EXERCISE DESCRIPTION:
Reproduce every entry exactly.

MATERIALS PROVIDED:
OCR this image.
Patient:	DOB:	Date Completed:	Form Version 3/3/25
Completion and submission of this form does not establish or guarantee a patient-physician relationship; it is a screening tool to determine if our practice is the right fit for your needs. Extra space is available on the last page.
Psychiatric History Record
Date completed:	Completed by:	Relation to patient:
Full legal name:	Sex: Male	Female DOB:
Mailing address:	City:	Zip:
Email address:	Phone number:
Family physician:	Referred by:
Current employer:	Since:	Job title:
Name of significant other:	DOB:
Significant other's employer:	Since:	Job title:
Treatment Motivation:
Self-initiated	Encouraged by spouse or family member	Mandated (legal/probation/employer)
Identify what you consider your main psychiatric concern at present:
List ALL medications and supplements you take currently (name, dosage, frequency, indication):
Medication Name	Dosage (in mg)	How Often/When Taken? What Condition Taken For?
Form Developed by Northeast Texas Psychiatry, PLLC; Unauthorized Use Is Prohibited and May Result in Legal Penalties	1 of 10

OUTPUT:
OCR this image.
Patient:	DOB:	Date Completed:	Form Version 3/3/25
Completion and submission of this form does not establish or guarantee a patient-physician relationship; it is a screening tool to determine if our practice is the right fit for your needs. Extra space is available on the last page.
Psychiatric History Record
Date completed:	Completed by:	Relation to patient:
Full legal name:	Sex: Male	Female DOB:
Mailing address:	City:	Zip:
Email address:	Phone number:
Family physician:	Referred by:
Current employer:	Since:	Job title:
Name of significant other:	DOB:
Significant other's employer:	Since:	Job title:
Treatment Motivation:
Self-initiated	Encouraged by spouse or family member	Mandated (legal/probation/employer)
Identify what you consider your main psychiatric concern at present:
List ALL medications and supplements you take currently (name, dosage, frequency, indication):
Medication Name	Dosage (in mg)	How Often/When Taken? What Condition Taken For?
Form Developed by Northeast Texas Psychiatry, PLLC; Unauthorized Use Is Prohibited and May Result in Legal Penalties	1 of 10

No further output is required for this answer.